**WORK TO BE COMPLETED**
Return every line below in which "teriyaki" appears.
——————————
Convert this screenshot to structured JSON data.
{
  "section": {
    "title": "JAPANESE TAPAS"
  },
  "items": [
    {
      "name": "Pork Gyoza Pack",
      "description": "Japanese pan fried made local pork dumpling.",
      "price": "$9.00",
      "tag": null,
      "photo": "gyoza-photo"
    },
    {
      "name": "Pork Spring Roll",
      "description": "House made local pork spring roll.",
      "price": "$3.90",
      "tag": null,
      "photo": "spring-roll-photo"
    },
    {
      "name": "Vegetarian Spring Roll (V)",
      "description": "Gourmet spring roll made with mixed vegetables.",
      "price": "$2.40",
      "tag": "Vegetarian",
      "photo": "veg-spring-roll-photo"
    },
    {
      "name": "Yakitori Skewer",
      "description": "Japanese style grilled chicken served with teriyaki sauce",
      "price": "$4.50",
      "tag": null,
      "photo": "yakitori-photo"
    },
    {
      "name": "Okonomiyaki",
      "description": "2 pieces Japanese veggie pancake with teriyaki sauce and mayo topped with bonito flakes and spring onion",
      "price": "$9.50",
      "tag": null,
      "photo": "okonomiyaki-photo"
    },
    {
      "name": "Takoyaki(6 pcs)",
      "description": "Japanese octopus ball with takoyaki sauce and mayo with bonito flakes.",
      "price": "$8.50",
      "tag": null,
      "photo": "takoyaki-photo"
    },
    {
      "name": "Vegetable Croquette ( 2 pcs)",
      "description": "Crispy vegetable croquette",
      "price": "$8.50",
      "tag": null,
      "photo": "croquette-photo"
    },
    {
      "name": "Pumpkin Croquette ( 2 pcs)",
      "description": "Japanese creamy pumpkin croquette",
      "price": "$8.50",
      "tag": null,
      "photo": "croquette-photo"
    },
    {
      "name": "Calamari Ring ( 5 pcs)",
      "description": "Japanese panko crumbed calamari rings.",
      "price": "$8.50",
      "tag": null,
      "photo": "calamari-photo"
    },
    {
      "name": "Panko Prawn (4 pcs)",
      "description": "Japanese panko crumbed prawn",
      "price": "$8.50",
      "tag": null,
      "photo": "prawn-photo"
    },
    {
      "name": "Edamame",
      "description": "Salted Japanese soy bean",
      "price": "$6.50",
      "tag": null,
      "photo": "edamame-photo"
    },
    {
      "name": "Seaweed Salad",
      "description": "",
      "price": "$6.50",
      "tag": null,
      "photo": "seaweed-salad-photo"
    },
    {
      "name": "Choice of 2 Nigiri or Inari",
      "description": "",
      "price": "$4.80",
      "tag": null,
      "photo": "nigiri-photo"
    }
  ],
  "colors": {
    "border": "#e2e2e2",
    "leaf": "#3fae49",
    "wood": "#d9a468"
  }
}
——————————
**FINAL RESULT**
      "description": "Japanese style grilled chicken served with teriyaki sauce",
      "description": "2 pieces Japanese veggie pancake with teriyaki sauce and mayo topped with bonito flakes and spring onion",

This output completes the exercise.